------ ENTRIES PROVIDED

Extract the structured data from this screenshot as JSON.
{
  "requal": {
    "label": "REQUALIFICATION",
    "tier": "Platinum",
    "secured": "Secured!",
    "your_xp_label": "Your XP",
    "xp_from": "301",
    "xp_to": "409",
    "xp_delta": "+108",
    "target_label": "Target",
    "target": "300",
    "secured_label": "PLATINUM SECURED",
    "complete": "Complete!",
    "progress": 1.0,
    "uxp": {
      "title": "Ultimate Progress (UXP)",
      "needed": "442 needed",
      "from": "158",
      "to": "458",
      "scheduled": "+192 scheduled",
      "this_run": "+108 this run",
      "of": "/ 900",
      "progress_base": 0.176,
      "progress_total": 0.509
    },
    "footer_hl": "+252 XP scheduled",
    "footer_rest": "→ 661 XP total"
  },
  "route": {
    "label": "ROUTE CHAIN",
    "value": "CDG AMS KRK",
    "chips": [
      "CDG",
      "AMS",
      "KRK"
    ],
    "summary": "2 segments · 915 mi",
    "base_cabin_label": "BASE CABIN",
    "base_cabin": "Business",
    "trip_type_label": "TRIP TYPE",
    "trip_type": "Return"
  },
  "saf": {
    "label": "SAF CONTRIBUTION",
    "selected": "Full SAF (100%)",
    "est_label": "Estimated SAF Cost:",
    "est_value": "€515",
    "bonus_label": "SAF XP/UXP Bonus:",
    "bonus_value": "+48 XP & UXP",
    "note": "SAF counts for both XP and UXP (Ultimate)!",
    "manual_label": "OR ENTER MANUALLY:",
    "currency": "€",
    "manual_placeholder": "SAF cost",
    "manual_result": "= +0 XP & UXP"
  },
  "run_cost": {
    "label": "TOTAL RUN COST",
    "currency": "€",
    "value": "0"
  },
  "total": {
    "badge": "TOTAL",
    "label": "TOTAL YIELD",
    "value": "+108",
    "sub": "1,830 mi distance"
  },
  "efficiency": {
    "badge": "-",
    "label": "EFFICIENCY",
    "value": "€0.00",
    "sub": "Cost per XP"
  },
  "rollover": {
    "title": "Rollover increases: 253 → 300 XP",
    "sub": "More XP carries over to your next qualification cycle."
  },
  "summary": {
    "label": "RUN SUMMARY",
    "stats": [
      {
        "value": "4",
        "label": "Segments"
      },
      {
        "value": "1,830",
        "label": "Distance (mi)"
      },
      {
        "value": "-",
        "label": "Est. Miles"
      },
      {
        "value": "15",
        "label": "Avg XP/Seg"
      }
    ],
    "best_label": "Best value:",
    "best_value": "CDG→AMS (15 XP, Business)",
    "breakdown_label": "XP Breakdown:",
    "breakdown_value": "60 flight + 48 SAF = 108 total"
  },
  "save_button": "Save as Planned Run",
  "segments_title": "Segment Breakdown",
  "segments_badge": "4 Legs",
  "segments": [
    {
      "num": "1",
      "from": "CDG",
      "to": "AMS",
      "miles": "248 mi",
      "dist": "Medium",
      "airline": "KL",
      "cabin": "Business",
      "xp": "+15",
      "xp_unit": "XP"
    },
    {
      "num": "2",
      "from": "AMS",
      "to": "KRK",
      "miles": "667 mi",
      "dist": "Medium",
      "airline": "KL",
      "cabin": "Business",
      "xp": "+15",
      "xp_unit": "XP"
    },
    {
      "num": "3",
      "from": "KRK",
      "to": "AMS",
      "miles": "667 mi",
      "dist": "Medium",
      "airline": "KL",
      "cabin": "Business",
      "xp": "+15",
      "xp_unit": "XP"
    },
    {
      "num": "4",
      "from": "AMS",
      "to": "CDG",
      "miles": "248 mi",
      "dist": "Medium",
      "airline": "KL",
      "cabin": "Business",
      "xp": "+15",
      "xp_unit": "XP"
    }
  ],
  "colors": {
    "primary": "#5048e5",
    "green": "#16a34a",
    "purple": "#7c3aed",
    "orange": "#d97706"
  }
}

------------

- _EXERCISE DIRECTIONS_: Using the listing above, reproduce each line without omission.

- _SOLUTION TO THE PROBLEM_:
Extract the structured data from this screenshot as JSON.
{
  "requal": {
    "label": "REQUALIFICATION",
    "tier": "Platinum",
    "secured": "Secured!",
    "your_xp_label": "Your XP",
    "xp_from": "301",
    "xp_to": "409",
    "xp_delta": "+108",
    "target_label": "Target",
    "target": "300",
    "secured_label": "PLATINUM SECURED",
    "complete": "Complete!",
    "progress": 1.0,
    "uxp": {
      "title": "Ultimate Progress (UXP)",
      "needed": "442 needed",
      "from": "158",
      "to": "458",
      "scheduled": "+192 scheduled",
      "this_run": "+108 this run",
      "of": "/ 900",
      "progress_base": 0.176,
      "progress_total": 0.509
    },
    "footer_hl": "+252 XP scheduled",
    "footer_rest": "→ 661 XP total"
  },
  "route": {
    "label": "ROUTE CHAIN",
    "value": "CDG AMS KRK",
    "chips": [
      "CDG",
      "AMS",
      "KRK"
    ],
    "summary": "2 segments · 915 mi",
    "base_cabin_label": "BASE CABIN",
    "base_cabin": "Business",
    "trip_type_label": "TRIP TYPE",
    "trip_type": "Return"
  },
  "saf": {
    "label": "SAF CONTRIBUTION",
    "selected": "Full SAF (100%)",
    "est_label": "Estimated SAF Cost:",
    "est_value": "€515",
    "bonus_label": "SAF XP/UXP Bonus:",
    "bonus_value": "+48 XP & UXP",
    "note": "SAF counts for both XP and UXP (Ultimate)!",
    "manual_label": "OR ENTER MANUALLY:",
    "currency": "€",
    "manual_placeholder": "SAF cost",
    "manual_result": "= +0 XP & UXP"
  },
  "run_cost": {
    "label": "TOTAL RUN COST",
    "currency": "€",
    "value": "0"
  },
  "total": {
    "badge": "TOTAL",
    "label": "TOTAL YIELD",
    "value": "+108",
    "sub": "1,830 mi distance"
  },
  "efficiency": {
    "badge": "-",
    "label": "EFFICIENCY",
    "value": "€0.00",
    "sub": "Cost per XP"
  },
  "rollover": {
    "title": "Rollover increases: 253 → 300 XP",
    "sub": "More XP carries over to your next qualification cycle."
  },
  "summary": {
    "label": "RUN SUMMARY",
    "stats": [
      {
        "value": "4",
        "label": "Segments"
      },
      {
        "value": "1,830",
        "label": "Distance (mi)"
      },
      {
        "value": "-",
        "label": "Est. Miles"
      },
      {
        "value": "15",
        "label": "Avg XP/Seg"
      }
    ],
    "best_label": "Best value:",
    "best_value": "CDG→AMS (15 XP, Business)",
    "breakdown_label": "XP Breakdown:",
    "breakdown_value": "60 flight + 48 SAF = 108 total"
  },
  "save_button": "Save as Planned Run",
  "segments_title": "Segment Breakdown",
  "segments_badge": "4 Legs",
  "segments": [
    {
      "num": "1",
      "from": "CDG",
      "to": "AMS",
      "miles": "248 mi",
      "dist": "Medium",
      "airline": "KL",
      "cabin": "Business",
      "xp": "+15",
      "xp_unit": "XP"
    },
    {
      "num": "2",
      "from": "AMS",
      "to": "KRK",
      "miles": "667 mi",
      "dist": "Medium",
      "airline": "KL",
      "cabin": "Business",
      "xp": "+15",
      "xp_unit": "XP"
    },
    {
      "num": "3",
      "from": "KRK",
      "to": "AMS",
      "miles": "667 mi",
      "dist": "Medium",
      "airline": "KL",
      "cabin": "Business",
      "xp": "+15",
      "xp_unit": "XP"
    },
    {
      "num": "4",
      "from": "AMS",
      "to": "CDG",
      "miles": "248 mi",
      "dist": "Medium",
      "airline": "KL",
      "cabin": "Business",
      "xp": "+15",
      "xp_unit": "XP"
    }
  ],
  "colors": {
    "primary": "#5048e5",
    "green": "#16a34a",
    "purple": "#7c3aed",
    "orange": "#d97706"
  }
}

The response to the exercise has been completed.